[THE RECORDS]
================================

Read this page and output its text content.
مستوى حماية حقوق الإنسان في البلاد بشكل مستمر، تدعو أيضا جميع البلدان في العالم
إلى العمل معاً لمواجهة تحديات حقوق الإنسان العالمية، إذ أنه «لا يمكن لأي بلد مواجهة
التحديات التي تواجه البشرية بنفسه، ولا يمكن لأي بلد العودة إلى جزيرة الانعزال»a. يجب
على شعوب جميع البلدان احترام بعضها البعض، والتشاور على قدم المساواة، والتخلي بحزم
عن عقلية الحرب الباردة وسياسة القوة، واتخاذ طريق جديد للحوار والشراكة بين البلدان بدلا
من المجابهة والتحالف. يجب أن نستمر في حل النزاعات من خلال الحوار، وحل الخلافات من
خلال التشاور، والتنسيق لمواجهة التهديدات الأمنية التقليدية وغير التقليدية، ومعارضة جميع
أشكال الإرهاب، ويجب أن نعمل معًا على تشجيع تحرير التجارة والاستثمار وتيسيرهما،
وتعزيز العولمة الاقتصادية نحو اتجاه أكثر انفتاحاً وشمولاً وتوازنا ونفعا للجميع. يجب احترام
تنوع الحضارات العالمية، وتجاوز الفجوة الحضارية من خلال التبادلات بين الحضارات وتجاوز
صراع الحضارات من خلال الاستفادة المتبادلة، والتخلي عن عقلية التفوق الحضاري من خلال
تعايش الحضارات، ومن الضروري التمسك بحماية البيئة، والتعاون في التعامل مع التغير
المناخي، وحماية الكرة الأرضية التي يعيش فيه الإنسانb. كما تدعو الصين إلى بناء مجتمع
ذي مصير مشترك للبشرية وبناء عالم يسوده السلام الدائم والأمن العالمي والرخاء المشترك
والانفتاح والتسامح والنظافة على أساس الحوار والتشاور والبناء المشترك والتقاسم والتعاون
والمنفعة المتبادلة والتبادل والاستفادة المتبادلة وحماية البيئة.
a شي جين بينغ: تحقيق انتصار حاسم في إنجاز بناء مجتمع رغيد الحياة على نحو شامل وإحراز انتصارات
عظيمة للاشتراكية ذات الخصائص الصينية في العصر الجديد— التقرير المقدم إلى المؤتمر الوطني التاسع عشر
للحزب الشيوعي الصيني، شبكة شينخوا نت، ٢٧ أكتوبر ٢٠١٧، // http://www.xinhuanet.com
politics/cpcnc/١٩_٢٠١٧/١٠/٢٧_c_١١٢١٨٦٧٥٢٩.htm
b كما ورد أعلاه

================================

[GOAL] Every entry should be printed again exactly as written.

[TASK OUTPUT]
Read this page and output its text content.
مستوى حماية حقوق الإنسان في البلاد بشكل مستمر، تدعو أيضا جميع البلدان في العالم
إلى العمل معاً لمواجهة تحديات حقوق الإنسان العالمية، إذ أنه «لا يمكن لأي بلد مواجهة
التحديات التي تواجه البشرية بنفسه، ولا يمكن لأي بلد العودة إلى جزيرة الانعزال»a. يجب
على شعوب جميع البلدان احترام بعضها البعض، والتشاور على قدم المساواة، والتخلي بحزم
عن عقلية الحرب الباردة وسياسة القوة، واتخاذ طريق جديد للحوار والشراكة بين البلدان بدلا
من المجابهة والتحالف. يجب أن نستمر في حل النزاعات من خلال الحوار، وحل الخلافات من
خلال التشاور، والتنسيق لمواجهة التهديدات الأمنية التقليدية وغير التقليدية، ومعارضة جميع
أشكال الإرهاب، ويجب أن نعمل معًا على تشجيع تحرير التجارة والاستثمار وتيسيرهما،
وتعزيز العولمة الاقتصادية نحو اتجاه أكثر انفتاحاً وشمولاً وتوازنا ونفعا للجميع. يجب احترام
تنوع الحضارات العالمية، وتجاوز الفجوة الحضارية من خلال التبادلات بين الحضارات وتجاوز
صراع الحضارات من خلال الاستفادة المتبادلة، والتخلي عن عقلية التفوق الحضاري من خلال
تعايش الحضارات، ومن الضروري التمسك بحماية البيئة، والتعاون في التعامل مع التغير
المناخي، وحماية الكرة الأرضية التي يعيش فيه الإنسانb. كما تدعو الصين إلى بناء مجتمع
ذي مصير مشترك للبشرية وبناء عالم يسوده السلام الدائم والأمن العالمي والرخاء المشترك
والانفتاح والتسامح والنظافة على أساس الحوار والتشاور والبناء المشترك والتقاسم والتعاون
والمنفعة المتبادلة والتبادل والاستفادة المتبادلة وحماية البيئة.
a شي جين بينغ: تحقيق انتصار حاسم في إنجاز بناء مجتمع رغيد الحياة على نحو شامل وإحراز انتصارات
عظيمة للاشتراكية ذات الخصائص الصينية في العصر الجديد— التقرير المقدم إلى المؤتمر الوطني التاسع عشر
للحزب الشيوعي الصيني، شبكة شينخوا نت، ٢٧ أكتوبر ٢٠١٧، // http://www.xinhuanet.com
politics/cpcnc/١٩_٢٠١٧/١٠/٢٧_c_١١٢١٨٦٧٥٢٩.htm
b كما ورد أعلاه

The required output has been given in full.